**Document extract**
=-=-=
Occupancy of bank premises. Expense associated with occupancy of premises was $1.8 million for the nine months ended September 30, 2016 and $1.5 million for the same period in 2015. For the three months ended September 30, 2016 and 2015, occupancy and bank premises were $718,000 and $524,000, respectively. The increase of $321,000 for the nine months ended September 30, 2016 can primarily be attributed to the addition of 10 banking centers in conjunction with the March 2015 merger with AGFC. The increase of $194,000 for the three months ended September 30, 2016 can in part be attributed to the demolition and cleanup costs incurred for one of our branches impacted by the August 2016 flooding in south Louisiana as well as the costs incurred in July 2016 to relocate our corporate offices to downtown Baton Rouge.
=-=-=
**Records provided**
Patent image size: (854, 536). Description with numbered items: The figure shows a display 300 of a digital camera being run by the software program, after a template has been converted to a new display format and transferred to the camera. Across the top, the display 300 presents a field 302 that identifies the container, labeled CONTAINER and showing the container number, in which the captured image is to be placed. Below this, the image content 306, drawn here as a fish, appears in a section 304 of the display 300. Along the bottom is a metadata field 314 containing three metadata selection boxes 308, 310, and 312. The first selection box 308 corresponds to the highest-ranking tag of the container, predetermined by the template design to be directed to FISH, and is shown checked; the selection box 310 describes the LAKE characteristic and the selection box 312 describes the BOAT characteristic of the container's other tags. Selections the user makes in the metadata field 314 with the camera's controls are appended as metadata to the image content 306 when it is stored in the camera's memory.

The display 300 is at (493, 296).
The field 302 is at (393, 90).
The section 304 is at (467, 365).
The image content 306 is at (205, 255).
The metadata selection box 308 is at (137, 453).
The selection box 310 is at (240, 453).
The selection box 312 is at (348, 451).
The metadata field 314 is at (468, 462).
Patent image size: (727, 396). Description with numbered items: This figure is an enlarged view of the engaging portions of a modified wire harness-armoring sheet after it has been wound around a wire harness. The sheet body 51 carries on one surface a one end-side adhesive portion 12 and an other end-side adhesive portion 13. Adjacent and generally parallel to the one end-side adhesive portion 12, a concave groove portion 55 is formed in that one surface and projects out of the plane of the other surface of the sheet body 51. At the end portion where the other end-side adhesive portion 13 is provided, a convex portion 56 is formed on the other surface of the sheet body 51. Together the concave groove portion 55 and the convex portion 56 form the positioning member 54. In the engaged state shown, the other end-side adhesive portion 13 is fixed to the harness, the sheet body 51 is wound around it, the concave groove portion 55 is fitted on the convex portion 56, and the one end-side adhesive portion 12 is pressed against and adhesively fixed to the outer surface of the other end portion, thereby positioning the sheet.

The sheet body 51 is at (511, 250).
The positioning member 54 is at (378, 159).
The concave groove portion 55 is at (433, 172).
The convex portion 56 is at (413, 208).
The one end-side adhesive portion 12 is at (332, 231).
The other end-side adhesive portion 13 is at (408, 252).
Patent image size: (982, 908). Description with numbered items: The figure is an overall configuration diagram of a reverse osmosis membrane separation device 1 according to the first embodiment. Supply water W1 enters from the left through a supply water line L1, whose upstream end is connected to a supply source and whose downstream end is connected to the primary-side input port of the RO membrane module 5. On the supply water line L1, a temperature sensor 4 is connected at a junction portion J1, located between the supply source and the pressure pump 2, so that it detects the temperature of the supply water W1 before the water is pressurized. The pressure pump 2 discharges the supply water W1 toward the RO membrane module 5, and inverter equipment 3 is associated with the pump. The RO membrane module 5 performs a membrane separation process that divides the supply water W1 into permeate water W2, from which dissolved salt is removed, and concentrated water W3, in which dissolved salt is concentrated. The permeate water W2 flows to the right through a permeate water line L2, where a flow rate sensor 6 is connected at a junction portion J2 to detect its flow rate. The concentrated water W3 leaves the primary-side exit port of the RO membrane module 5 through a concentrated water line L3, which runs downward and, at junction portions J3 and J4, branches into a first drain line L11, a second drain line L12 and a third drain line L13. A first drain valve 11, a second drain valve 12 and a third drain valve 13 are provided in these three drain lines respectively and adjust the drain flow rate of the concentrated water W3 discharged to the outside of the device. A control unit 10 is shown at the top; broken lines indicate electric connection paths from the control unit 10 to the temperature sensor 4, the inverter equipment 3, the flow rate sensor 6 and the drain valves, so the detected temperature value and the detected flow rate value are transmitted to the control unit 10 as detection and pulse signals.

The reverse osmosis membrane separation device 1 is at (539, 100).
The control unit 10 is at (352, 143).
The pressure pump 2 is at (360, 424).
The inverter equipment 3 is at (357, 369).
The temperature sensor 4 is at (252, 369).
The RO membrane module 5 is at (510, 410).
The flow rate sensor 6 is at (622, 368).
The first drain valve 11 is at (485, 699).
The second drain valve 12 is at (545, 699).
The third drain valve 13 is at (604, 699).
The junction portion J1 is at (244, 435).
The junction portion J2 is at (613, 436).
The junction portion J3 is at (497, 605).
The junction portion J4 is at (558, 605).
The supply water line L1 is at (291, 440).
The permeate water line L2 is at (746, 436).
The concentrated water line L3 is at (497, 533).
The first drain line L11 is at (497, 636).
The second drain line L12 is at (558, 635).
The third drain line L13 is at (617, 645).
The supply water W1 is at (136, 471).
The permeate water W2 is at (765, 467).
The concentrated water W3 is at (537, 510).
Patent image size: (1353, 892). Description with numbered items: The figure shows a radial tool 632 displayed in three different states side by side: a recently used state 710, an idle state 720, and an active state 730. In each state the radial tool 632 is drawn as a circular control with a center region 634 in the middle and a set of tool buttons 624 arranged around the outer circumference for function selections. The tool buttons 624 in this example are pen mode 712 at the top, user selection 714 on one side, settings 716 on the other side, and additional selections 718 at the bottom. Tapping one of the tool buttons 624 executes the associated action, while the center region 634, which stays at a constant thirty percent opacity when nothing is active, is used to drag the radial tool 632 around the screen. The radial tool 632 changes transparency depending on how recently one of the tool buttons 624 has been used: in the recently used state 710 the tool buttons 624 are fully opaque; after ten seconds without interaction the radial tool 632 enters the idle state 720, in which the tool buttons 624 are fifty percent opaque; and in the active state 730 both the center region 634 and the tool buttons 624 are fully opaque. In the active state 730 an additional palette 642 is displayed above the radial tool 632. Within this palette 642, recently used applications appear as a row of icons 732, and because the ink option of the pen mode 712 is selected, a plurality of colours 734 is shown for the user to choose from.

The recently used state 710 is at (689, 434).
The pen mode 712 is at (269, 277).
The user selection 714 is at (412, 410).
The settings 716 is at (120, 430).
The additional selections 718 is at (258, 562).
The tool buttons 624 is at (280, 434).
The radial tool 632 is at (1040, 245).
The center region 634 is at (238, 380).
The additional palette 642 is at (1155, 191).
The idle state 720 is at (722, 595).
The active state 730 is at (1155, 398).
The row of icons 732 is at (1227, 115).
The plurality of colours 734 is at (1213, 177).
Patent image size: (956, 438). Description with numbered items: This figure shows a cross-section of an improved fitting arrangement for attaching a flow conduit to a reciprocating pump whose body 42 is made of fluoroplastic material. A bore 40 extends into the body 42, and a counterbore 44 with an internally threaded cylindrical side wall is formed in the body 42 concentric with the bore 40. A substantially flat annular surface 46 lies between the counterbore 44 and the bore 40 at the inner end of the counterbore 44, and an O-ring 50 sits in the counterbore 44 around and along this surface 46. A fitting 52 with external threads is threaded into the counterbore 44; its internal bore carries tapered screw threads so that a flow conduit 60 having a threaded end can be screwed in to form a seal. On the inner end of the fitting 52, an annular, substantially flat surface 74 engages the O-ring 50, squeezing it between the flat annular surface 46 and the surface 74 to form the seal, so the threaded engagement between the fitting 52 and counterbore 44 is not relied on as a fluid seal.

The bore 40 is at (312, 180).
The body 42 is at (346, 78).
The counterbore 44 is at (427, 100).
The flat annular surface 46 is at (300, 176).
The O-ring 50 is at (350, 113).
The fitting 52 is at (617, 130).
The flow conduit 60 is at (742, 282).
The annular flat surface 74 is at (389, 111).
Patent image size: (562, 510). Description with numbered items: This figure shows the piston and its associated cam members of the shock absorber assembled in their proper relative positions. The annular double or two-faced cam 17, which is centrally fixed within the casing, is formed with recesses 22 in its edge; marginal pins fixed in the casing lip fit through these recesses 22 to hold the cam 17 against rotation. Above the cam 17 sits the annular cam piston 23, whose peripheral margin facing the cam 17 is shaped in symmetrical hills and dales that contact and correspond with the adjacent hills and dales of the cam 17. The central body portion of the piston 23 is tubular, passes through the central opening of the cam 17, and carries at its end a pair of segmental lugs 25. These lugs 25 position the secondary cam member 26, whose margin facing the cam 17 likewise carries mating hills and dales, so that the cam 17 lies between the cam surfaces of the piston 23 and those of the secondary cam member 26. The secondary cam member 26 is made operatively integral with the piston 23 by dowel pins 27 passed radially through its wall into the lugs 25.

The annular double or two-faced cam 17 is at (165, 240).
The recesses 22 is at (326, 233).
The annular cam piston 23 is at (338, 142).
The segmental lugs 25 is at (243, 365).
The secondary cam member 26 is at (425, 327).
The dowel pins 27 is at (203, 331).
=-=-=
**Tasks for this exercise**
A - List every dollar amount given in the bank premises occupancy text.
B - Update the records from the line that has "Patent image size: (956, 438)." through the line that has "The annular flat surface 74 is at (389, 111)." by replacing "reciprocating pump" with "diaphragm pump", and change nothing else in those lines.

**Responses by task**
A -
$1.8 million
$1.5 million
$718,000
$524,000
$321,000
$194,000

B -
Patent image size: (956, 438). Description with numbered items: This figure shows a cross-section of an improved fitting arrangement for attaching a flow conduit to a diaphragm pump whose body 42 is made of fluoroplastic material. A bore 40 extends into the body 42, and a counterbore 44 with an internally threaded cylindrical side wall is formed in the body 42 concentric with the bore 40. A substantially flat annular surface 46 lies between the counterbore 44 and the bore 40 at the inner end of the counterbore 44, and an O-ring 50 sits in the counterbore 44 around and along this surface 46. A fitting 52 with external threads is threaded into the counterbore 44; its internal bore carries tapered screw threads so that a flow conduit 60 having a threaded end can be screwed in to form a seal. On the inner end of the fitting 52, an annular, substantially flat surface 74 engages the O-ring 50, squeezing it between the flat annular surface 46 and the surface 74 to form the seal, so the threaded engagement between the fitting 52 and counterbore 44 is not relied on as a fluid seal.

The bore 40 is at (312, 180).
The body 42 is at (346, 78).
The counterbore 44 is at (427, 100).
The flat annular surface 46 is at (300, 176).
The O-ring 50 is at (350, 113).
The fitting 52 is at (617, 130).
The flow conduit 60 is at (742, 282).
The annular flat surface 74 is at (389, 111).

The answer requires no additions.